## Objective
The records below should be written out again, exactly.
———
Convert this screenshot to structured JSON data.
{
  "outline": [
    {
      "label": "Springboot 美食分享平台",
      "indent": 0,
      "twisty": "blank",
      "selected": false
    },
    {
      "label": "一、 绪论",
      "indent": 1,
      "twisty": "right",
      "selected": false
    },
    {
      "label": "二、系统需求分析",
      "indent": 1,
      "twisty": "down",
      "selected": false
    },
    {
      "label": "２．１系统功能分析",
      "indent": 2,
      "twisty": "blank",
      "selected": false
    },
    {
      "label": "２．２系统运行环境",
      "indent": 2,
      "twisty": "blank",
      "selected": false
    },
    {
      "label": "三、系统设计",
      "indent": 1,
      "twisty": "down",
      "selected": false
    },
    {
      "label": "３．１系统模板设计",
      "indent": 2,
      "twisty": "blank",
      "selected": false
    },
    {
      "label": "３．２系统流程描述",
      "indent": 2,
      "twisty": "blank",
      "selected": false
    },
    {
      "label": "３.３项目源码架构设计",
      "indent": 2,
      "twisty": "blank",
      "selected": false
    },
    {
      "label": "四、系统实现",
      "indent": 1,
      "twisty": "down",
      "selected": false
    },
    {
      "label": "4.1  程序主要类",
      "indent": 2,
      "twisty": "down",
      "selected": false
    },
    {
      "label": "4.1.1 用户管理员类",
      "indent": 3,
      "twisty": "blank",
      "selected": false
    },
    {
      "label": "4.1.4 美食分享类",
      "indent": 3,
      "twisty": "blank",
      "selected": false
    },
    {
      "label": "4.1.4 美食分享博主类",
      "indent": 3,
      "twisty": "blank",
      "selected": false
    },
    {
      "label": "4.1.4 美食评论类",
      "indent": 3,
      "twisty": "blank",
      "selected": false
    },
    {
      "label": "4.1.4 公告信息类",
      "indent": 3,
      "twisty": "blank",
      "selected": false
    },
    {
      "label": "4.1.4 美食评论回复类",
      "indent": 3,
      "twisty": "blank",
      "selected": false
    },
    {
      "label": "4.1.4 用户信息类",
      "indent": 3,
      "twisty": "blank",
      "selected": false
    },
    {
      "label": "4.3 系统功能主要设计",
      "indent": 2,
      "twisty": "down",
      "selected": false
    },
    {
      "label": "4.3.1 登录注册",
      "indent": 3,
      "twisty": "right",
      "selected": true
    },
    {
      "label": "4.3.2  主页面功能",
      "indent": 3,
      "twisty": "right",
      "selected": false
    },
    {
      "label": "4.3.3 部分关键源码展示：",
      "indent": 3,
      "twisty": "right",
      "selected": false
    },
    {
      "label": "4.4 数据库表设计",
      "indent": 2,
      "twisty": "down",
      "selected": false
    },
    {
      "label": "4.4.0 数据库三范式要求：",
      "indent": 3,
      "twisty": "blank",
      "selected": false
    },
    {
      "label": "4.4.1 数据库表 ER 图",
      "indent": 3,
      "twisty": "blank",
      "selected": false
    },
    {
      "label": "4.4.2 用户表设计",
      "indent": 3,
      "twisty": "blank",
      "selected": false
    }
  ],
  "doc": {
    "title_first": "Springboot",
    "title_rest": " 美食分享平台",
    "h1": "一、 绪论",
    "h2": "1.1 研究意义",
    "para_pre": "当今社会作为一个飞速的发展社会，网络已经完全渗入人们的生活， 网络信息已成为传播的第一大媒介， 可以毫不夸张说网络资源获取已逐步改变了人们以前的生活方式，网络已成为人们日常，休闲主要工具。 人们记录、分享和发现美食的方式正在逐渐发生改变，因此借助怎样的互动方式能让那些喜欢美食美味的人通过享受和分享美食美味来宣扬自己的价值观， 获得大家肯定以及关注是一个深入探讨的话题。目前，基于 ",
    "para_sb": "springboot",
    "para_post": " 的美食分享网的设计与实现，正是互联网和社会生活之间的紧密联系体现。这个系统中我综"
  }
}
———
## Completed exercise
Convert this screenshot to structured JSON data.
{
  "outline": [
    {
      "label": "Springboot 美食分享平台",
      "indent": 0,
      "twisty": "blank",
      "selected": false
    },
    {
      "label": "一、 绪论",
      "indent": 1,
      "twisty": "right",
      "selected": false
    },
    {
      "label": "二、系统需求分析",
      "indent": 1,
      "twisty": "down",
      "selected": false
    },
    {
      "label": "２．１系统功能分析",
      "indent": 2,
      "twisty": "blank",
      "selected": false
    },
    {
      "label": "２．２系统运行环境",
      "indent": 2,
      "twisty": "blank",
      "selected": false
    },
    {
      "label": "三、系统设计",
      "indent": 1,
      "twisty": "down",
      "selected": false
    },
    {
      "label": "３．１系统模板设计",
      "indent": 2,
      "twisty": "blank",
      "selected": false
    },
    {
      "label": "３．２系统流程描述",
      "indent": 2,
      "twisty": "blank",
      "selected": false
    },
    {
      "label": "３.３项目源码架构设计",
      "indent": 2,
      "twisty": "blank",
      "selected": false
    },
    {
      "label": "四、系统实现",
      "indent": 1,
      "twisty": "down",
      "selected": false
    },
    {
      "label": "4.1  程序主要类",
      "indent": 2,
      "twisty": "down",
      "selected": false
    },
    {
      "label": "4.1.1 用户管理员类",
      "indent": 3,
      "twisty": "blank",
      "selected": false
    },
    {
      "label": "4.1.4 美食分享类",
      "indent": 3,
      "twisty": "blank",
      "selected": false
    },
    {
      "label": "4.1.4 美食分享博主类",
      "indent": 3,
      "twisty": "blank",
      "selected": false
    },
    {
      "label": "4.1.4 美食评论类",
      "indent": 3,
      "twisty": "blank",
      "selected": false
    },
    {
      "label": "4.1.4 公告信息类",
      "indent": 3,
      "twisty": "blank",
      "selected": false
    },
    {
      "label": "4.1.4 美食评论回复类",
      "indent": 3,
      "twisty": "blank",
      "selected": false
    },
    {
      "label": "4.1.4 用户信息类",
      "indent": 3,
      "twisty": "blank",
      "selected": false
    },
    {
      "label": "4.3 系统功能主要设计",
      "indent": 2,
      "twisty": "down",
      "selected": false
    },
    {
      "label": "4.3.1 登录注册",
      "indent": 3,
      "twisty": "right",
      "selected": true
    },
    {
      "label": "4.3.2  主页面功能",
      "indent": 3,
      "twisty": "right",
      "selected": false
    },
    {
      "label": "4.3.3 部分关键源码展示：",
      "indent": 3,
      "twisty": "right",
      "selected": false
    },
    {
      "label": "4.4 数据库表设计",
      "indent": 2,
      "twisty": "down",
      "selected": false
    },
    {
      "label": "4.4.0 数据库三范式要求：",
      "indent": 3,
      "twisty": "blank",
      "selected": false
    },
    {
      "label": "4.4.1 数据库表 ER 图",
      "indent": 3,
      "twisty": "blank",
      "selected": false
    },
    {
      "label": "4.4.2 用户表设计",
      "indent": 3,
      "twisty": "blank",
      "selected": false
    }
  ],
  "doc": {
    "title_first": "Springboot",
    "title_rest": " 美食分享平台",
    "h1": "一、 绪论",
    "h2": "1.1 研究意义",
    "para_pre": "当今社会作为一个飞速的发展社会，网络已经完全渗入人们的生活， 网络信息已成为传播的第一大媒介， 可以毫不夸张说网络资源获取已逐步改变了人们以前的生活方式，网络已成为人们日常，休闲主要工具。 人们记录、分享和发现美食的方式正在逐渐发生改变，因此借助怎样的互动方式能让那些喜欢美食美味的人通过享受和分享美食美味来宣扬自己的价值观， 获得大家肯定以及关注是一个深入探讨的话题。目前，基于 ",
    "para_sb": "springboot",
    "para_post": " 的美食分享网的设计与实现，正是互联网和社会生活之间的紧密联系体现。这个系统中我综"
  }
}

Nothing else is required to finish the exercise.